● Do this
Your task is to give the data again, exactly, with every line intact.

Data items:
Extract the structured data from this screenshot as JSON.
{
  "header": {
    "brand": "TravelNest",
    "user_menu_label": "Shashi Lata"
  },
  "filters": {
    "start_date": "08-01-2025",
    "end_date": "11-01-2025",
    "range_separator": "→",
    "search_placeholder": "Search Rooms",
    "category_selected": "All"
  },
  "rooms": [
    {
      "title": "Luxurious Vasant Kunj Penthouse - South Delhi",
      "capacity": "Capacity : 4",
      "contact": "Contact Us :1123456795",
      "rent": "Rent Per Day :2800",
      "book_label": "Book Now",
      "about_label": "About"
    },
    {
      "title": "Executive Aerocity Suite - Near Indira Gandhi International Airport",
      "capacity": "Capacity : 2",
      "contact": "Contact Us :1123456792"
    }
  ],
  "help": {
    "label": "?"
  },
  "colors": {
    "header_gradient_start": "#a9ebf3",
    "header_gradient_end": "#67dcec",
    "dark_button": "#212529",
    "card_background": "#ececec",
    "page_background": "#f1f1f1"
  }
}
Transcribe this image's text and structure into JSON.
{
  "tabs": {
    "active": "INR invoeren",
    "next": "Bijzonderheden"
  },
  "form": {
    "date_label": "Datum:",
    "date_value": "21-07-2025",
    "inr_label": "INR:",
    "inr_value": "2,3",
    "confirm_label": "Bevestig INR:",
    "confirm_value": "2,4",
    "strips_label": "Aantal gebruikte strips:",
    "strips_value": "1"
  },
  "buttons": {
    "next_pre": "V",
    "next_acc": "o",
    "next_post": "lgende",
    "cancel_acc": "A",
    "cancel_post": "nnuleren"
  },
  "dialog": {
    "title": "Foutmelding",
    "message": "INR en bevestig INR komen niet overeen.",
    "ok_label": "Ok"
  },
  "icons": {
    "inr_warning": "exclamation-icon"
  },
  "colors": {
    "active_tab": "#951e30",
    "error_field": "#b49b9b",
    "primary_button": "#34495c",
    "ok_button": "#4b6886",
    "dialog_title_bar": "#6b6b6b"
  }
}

● Complete output
Extract the structured data from this screenshot as JSON.
{
  "header": {
    "brand": "TravelNest",
    "user_menu_label": "Shashi Lata"
  },
  "filters": {
    "start_date": "08-01-2025",
    "end_date": "11-01-2025",
    "range_separator": "→",
    "search_placeholder": "Search Rooms",
    "category_selected": "All"
  },
  "rooms": [
    {
      "title": "Luxurious Vasant Kunj Penthouse - South Delhi",
      "capacity": "Capacity : 4",
      "contact": "Contact Us :1123456795",
      "rent": "Rent Per Day :2800",
      "book_label": "Book Now",
      "about_label": "About"
    },
    {
      "title": "Executive Aerocity Suite - Near Indira Gandhi International Airport",
      "capacity": "Capacity : 2",
      "contact": "Contact Us :1123456792"
    }
  ],
  "help": {
    "label": "?"
  },
  "colors": {
    "header_gradient_start": "#a9ebf3",
    "header_gradient_end": "#67dcec",
    "dark_button": "#212529",
    "card_background": "#ececec",
    "page_background": "#f1f1f1"
  }
}
Transcribe this image's text and structure into JSON.
{
  "tabs": {
    "active": "INR invoeren",
    "next": "Bijzonderheden"
  },
  "form": {
    "date_label": "Datum:",
    "date_value": "21-07-2025",
    "inr_label": "INR:",
    "inr_value": "2,3",
    "confirm_label": "Bevestig INR:",
    "confirm_value": "2,4",
    "strips_label": "Aantal gebruikte strips:",
    "strips_value": "1"
  },
  "buttons": {
    "next_pre": "V",
    "next_acc": "o",
    "next_post": "lgende",
    "cancel_acc": "A",
    "cancel_post": "nnuleren"
  },
  "dialog": {
    "title": "Foutmelding",
    "message": "INR en bevestig INR komen niet overeen.",
    "ok_label": "Ok"
  },
  "icons": {
    "inr_warning": "exclamation-icon"
  },
  "colors": {
    "active_tab": "#951e30",
    "error_field": "#b49b9b",
    "primary_button": "#34495c",
    "ok_button": "#4b6886",
    "dialog_title_bar": "#6b6b6b"
  }
}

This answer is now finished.